• _REQUIREMENT_
Could you give the data below again, exactly and completely?

▼

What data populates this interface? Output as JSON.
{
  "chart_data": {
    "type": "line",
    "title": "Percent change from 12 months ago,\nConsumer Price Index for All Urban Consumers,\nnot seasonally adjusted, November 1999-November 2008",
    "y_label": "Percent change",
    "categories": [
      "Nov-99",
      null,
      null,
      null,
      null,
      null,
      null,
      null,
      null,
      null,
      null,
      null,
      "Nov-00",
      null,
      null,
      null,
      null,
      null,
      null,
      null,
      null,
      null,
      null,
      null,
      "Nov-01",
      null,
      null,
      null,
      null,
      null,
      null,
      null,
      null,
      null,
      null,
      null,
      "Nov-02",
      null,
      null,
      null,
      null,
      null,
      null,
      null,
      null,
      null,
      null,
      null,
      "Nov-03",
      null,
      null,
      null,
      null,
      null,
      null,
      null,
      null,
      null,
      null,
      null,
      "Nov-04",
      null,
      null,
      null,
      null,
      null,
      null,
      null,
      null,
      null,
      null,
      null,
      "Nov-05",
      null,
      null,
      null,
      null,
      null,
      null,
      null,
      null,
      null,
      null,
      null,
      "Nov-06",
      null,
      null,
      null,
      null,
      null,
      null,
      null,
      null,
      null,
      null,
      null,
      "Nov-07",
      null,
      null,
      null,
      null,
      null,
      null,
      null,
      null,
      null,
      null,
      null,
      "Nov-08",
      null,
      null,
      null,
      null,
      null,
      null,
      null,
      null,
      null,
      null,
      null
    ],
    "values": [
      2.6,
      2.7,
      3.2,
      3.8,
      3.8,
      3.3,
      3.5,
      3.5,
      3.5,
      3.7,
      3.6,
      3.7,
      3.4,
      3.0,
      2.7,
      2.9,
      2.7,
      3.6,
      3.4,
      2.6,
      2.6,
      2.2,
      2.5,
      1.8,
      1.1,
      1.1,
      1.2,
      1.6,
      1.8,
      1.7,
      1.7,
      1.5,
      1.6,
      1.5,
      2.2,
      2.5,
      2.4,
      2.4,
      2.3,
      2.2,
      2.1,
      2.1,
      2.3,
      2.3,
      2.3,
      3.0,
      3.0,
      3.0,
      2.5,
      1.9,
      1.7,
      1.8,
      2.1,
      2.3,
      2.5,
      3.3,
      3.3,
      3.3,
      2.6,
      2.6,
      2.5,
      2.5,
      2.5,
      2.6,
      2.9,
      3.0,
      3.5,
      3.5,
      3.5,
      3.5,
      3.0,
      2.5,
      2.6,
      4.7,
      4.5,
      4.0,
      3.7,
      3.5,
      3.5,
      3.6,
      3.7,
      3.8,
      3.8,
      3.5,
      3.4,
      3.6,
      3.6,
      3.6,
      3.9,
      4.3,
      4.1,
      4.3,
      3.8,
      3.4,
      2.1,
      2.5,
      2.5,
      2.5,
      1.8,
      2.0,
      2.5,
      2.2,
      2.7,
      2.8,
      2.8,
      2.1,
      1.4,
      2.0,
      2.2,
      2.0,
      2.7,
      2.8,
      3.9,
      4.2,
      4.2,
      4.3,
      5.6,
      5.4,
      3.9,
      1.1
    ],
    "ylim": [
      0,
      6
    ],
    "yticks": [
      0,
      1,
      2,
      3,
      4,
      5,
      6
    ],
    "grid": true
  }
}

▲

• _EXERCISE RESULT_
What data populates this interface? Output as JSON.
{
  "chart_data": {
    "type": "line",
    "title": "Percent change from 12 months ago,\nConsumer Price Index for All Urban Consumers,\nnot seasonally adjusted, November 1999-November 2008",
    "y_label": "Percent change",
    "categories": [
      "Nov-99",
      null,
      null,
      null,
      null,
      null,
      null,
      null,
      null,
      null,
      null,
      null,
      "Nov-00",
      null,
      null,
      null,
      null,
      null,
      null,
      null,
      null,
      null,
      null,
      null,
      "Nov-01",
      null,
      null,
      null,
      null,
      null,
      null,
      null,
      null,
      null,
      null,
      null,
      "Nov-02",
      null,
      null,
      null,
      null,
      null,
      null,
      null,
      null,
      null,
      null,
      null,
      "Nov-03",
      null,
      null,
      null,
      null,
      null,
      null,
      null,
      null,
      null,
      null,
      null,
      "Nov-04",
      null,
      null,
      null,
      null,
      null,
      null,
      null,
      null,
      null,
      null,
      null,
      "Nov-05",
      null,
      null,
      null,
      null,
      null,
      null,
      null,
      null,
      null,
      null,
      null,
      "Nov-06",
      null,
      null,
      null,
      null,
      null,
      null,
      null,
      null,
      null,
      null,
      null,
      "Nov-07",
      null,
      null,
      null,
      null,
      null,
      null,
      null,
      null,
      null,
      null,
      null,
      "Nov-08",
      null,
      null,
      null,
      null,
      null,
      null,
      null,
      null,
      null,
      null,
      null
    ],
    "values": [
      2.6,
      2.7,
      3.2,
      3.8,
      3.8,
      3.3,
      3.5,
      3.5,
      3.5,
      3.7,
      3.6,
      3.7,
      3.4,
      3.0,
      2.7,
      2.9,
      2.7,
      3.6,
      3.4,
      2.6,
      2.6,
      2.2,
      2.5,
      1.8,
      1.1,
      1.1,
      1.2,
      1.6,
      1.8,
      1.7,
      1.7,
      1.5,
      1.6,
      1.5,
      2.2,
      2.5,
      2.4,
      2.4,
      2.3,
      2.2,
      2.1,
      2.1,
      2.3,
      2.3,
      2.3,
      3.0,
      3.0,
      3.0,
      2.5,
      1.9,
      1.7,
      1.8,
      2.1,
      2.3,
      2.5,
      3.3,
      3.3,
      3.3,
      2.6,
      2.6,
      2.5,
      2.5,
      2.5,
      2.6,
      2.9,
      3.0,
      3.5,
      3.5,
      3.5,
      3.5,
      3.0,
      2.5,
      2.6,
      4.7,
      4.5,
      4.0,
      3.7,
      3.5,
      3.5,
      3.6,
      3.7,
      3.8,
      3.8,
      3.5,
      3.4,
      3.6,
      3.6,
      3.6,
      3.9,
      4.3,
      4.1,
      4.3,
      3.8,
      3.4,
      2.1,
      2.5,
      2.5,
      2.5,
      1.8,
      2.0,
      2.5,
      2.2,
      2.7,
      2.8,
      2.8,
      2.1,
      1.4,
      2.0,
      2.2,
      2.0,
      2.7,
      2.8,
      3.9,
      4.2,
      4.2,
      4.3,
      5.6,
      5.4,
      3.9,
      1.1
    ],
    "ylim": [
      0,
      6
    ],
    "yticks": [
      0,
      1,
      2,
      3,
      4,
      5,
      6
    ],
    "grid": true
  }
}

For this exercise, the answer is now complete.